* START Provided data *

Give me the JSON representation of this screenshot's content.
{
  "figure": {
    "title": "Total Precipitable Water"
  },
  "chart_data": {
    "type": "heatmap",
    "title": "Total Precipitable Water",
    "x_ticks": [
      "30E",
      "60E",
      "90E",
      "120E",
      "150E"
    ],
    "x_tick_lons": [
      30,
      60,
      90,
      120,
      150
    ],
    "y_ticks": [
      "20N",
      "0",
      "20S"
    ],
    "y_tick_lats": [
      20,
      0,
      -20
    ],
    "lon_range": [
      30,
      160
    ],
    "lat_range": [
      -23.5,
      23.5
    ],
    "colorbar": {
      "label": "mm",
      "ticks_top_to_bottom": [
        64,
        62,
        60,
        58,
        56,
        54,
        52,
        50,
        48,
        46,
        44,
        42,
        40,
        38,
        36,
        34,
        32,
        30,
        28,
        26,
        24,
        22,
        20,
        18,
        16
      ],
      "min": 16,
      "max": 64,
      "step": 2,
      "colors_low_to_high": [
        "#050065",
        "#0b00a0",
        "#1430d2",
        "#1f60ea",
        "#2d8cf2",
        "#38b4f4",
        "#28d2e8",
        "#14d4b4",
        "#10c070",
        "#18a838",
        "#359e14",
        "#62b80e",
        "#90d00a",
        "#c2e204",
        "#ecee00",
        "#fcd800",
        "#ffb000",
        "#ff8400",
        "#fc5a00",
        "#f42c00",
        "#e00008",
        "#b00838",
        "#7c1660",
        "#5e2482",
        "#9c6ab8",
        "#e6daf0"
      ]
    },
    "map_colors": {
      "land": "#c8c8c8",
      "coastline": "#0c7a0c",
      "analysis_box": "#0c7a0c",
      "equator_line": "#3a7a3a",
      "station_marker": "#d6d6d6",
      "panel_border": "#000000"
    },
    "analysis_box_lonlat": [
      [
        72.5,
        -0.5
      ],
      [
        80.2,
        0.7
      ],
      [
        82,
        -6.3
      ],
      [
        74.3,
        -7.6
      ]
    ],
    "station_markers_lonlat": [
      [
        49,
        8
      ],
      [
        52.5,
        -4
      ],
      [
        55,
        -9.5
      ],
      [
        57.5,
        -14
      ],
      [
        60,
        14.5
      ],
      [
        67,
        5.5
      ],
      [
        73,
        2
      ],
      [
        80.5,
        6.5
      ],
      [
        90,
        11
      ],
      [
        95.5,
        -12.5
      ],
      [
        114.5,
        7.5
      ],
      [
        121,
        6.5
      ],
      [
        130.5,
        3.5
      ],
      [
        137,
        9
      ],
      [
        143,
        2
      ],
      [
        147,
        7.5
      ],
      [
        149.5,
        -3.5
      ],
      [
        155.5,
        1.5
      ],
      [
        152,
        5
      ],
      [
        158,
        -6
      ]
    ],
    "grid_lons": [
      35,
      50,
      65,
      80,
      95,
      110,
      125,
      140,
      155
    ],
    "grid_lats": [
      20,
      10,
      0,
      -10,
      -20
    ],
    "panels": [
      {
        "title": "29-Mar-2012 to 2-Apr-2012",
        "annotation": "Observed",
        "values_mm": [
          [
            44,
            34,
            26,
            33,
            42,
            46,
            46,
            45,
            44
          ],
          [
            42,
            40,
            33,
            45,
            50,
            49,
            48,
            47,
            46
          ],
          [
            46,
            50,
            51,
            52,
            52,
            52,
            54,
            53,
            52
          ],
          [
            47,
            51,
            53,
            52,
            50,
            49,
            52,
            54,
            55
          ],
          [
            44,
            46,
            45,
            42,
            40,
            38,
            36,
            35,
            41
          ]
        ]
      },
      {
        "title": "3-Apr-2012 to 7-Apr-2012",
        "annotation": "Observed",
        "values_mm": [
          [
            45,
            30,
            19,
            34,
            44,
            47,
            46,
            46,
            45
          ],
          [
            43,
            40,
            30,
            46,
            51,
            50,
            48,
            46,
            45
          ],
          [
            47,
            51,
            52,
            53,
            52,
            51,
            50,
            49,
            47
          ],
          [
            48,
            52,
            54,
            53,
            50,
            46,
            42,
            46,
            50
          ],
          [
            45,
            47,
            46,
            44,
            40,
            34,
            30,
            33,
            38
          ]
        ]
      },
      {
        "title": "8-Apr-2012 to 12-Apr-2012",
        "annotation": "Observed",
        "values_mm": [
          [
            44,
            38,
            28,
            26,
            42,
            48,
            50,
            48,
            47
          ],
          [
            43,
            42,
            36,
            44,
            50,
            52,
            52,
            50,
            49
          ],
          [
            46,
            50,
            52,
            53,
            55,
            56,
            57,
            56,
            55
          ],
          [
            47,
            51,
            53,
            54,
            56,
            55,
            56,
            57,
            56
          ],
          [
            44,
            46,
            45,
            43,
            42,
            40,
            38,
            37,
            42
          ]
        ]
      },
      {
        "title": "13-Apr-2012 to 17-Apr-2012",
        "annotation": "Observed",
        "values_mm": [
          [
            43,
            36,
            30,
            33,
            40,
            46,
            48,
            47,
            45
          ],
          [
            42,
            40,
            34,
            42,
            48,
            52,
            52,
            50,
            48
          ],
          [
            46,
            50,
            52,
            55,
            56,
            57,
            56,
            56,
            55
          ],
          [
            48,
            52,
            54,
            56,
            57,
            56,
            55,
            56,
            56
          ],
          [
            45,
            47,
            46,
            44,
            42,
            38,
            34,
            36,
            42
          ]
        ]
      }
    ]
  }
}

* END Provided data *
* START Provided data *

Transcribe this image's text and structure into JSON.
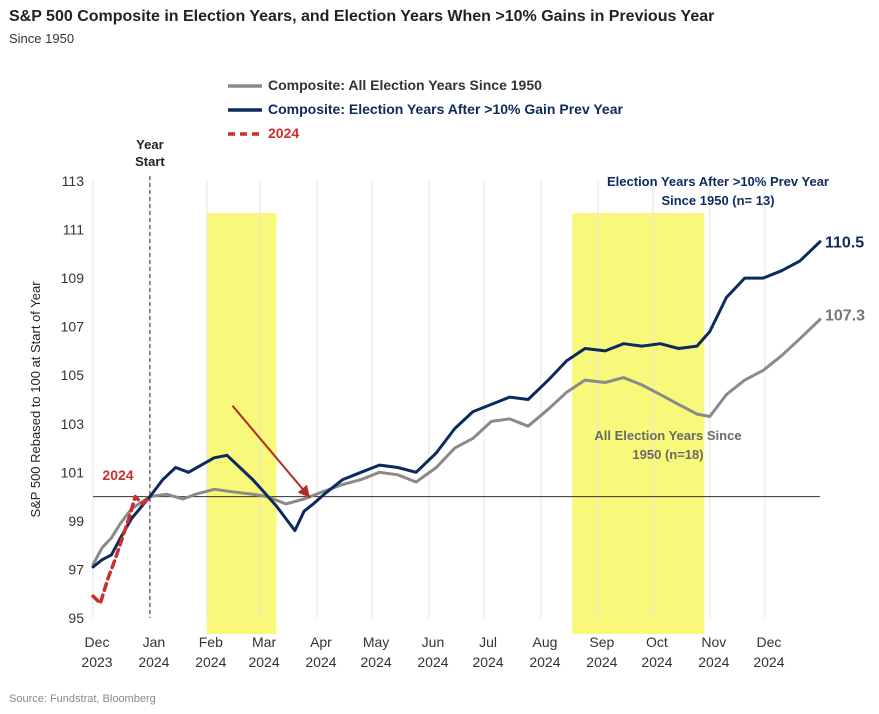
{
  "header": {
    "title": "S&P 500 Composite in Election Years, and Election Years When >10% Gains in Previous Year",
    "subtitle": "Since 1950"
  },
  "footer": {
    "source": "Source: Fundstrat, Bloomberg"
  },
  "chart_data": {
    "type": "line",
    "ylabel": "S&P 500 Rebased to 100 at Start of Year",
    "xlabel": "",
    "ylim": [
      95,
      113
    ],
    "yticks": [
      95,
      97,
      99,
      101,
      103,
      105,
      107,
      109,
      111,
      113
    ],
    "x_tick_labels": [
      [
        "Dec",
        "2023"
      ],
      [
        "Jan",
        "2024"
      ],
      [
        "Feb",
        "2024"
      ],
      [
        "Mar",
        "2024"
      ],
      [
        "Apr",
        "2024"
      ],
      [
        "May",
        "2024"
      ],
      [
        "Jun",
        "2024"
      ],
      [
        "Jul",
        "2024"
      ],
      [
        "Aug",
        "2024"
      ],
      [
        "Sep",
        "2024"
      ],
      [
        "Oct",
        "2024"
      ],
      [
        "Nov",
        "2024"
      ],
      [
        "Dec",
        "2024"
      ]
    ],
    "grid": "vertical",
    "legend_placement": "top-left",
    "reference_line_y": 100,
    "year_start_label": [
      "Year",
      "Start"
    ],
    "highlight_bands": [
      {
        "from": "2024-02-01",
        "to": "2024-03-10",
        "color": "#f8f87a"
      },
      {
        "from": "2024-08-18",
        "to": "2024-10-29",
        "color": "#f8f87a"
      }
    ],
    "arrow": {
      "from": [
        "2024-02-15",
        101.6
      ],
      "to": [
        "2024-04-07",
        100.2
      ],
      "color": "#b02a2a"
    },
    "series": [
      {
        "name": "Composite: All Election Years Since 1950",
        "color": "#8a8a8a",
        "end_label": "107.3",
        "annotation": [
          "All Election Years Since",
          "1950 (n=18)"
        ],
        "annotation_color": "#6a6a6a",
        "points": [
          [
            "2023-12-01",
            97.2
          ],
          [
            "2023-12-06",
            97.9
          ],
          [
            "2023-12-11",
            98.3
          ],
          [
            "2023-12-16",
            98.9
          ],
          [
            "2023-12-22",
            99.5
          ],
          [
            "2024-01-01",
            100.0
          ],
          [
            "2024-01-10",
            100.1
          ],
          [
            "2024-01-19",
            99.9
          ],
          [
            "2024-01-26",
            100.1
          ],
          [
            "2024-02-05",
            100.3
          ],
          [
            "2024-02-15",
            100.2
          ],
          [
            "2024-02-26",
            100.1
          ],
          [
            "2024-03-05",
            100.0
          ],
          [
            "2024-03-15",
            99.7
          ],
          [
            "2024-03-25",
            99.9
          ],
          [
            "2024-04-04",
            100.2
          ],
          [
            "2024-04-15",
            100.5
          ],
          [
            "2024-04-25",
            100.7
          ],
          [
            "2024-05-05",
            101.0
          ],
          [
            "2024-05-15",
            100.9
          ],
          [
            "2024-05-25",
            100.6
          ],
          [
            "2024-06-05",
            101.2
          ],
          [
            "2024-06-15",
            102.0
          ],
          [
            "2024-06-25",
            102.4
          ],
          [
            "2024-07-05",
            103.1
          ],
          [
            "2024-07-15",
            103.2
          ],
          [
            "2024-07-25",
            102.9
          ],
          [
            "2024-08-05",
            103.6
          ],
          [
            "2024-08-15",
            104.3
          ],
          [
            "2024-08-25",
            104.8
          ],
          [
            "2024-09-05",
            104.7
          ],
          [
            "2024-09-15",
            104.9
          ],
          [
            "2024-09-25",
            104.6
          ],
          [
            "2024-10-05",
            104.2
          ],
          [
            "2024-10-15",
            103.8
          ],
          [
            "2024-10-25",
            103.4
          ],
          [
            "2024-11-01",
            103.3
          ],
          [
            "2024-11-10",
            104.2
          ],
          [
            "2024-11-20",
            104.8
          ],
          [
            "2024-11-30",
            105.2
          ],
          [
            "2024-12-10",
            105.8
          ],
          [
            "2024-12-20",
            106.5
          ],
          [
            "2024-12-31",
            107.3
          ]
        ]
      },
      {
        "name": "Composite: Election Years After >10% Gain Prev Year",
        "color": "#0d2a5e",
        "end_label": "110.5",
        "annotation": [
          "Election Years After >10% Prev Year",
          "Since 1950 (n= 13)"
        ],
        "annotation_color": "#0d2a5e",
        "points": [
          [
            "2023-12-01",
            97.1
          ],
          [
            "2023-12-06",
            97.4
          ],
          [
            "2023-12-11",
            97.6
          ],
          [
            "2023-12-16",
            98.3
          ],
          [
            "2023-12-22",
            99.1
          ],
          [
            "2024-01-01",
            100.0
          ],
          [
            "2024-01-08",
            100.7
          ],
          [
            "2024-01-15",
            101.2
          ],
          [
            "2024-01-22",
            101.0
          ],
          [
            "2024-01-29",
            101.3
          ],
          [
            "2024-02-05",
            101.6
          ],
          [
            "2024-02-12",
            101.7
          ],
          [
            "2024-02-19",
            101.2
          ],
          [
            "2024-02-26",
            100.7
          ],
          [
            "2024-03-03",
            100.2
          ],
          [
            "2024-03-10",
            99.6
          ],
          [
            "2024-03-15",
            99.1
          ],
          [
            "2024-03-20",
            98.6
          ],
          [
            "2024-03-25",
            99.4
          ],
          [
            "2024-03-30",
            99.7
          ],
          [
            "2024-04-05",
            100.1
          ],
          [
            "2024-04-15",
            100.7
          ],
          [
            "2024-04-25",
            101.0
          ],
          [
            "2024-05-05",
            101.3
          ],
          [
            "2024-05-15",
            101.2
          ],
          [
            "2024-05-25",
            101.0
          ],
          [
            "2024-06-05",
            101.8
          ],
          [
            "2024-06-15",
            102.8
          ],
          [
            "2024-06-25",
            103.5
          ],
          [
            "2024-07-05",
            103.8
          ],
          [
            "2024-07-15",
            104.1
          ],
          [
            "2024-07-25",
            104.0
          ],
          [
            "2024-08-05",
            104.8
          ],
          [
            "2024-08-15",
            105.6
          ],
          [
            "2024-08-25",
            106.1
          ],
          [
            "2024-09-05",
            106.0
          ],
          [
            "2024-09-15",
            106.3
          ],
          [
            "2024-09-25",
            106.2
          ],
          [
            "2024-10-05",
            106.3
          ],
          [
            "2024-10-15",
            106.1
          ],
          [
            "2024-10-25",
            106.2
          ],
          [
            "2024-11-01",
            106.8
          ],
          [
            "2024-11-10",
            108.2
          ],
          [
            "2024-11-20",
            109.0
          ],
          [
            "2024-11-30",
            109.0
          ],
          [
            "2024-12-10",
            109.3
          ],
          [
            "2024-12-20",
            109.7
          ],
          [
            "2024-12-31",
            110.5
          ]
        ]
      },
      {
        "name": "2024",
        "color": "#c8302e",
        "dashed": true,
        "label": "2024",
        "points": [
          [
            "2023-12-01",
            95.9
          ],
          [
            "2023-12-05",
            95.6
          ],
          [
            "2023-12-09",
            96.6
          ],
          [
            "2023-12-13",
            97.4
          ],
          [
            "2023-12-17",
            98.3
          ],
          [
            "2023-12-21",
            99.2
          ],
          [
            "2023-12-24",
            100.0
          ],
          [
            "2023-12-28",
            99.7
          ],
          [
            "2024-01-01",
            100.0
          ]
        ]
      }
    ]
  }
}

* END Provided data *
* START Provided data *

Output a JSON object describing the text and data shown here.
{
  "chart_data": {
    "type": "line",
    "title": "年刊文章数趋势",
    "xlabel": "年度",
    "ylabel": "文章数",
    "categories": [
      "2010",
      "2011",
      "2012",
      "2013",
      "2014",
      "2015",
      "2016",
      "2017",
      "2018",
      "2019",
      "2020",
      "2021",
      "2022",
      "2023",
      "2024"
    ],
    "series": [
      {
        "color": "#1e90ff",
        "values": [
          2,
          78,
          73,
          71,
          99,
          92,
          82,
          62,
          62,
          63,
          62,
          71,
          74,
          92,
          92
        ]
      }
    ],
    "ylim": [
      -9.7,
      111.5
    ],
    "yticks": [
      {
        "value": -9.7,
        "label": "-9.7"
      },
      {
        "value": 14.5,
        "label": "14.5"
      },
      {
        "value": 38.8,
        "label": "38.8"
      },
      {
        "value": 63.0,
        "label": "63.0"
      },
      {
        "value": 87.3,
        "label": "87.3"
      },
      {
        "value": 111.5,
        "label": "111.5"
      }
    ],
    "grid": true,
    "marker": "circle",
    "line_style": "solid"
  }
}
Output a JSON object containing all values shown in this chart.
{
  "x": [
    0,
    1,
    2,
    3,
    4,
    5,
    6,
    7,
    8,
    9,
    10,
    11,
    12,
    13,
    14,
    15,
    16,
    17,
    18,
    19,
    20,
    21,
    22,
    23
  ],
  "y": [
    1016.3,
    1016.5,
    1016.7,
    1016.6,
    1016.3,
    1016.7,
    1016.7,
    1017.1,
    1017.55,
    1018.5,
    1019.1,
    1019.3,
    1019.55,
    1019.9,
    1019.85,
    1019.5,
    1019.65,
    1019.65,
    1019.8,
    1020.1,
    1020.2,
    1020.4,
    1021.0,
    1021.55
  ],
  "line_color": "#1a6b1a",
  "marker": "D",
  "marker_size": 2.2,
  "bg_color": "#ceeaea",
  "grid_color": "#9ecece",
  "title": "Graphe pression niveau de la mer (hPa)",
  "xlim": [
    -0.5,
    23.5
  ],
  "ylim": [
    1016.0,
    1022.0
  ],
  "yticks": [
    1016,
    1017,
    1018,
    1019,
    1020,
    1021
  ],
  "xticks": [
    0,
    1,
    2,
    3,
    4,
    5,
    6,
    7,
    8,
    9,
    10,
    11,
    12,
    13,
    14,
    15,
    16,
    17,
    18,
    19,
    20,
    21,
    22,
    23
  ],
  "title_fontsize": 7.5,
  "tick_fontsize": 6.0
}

* END Provided data *

Set problem
From the data above, copy each line that has the string "Total".

Finished task
    "title": "Total Precipitable Water"
    "title": "Total Precipitable Water",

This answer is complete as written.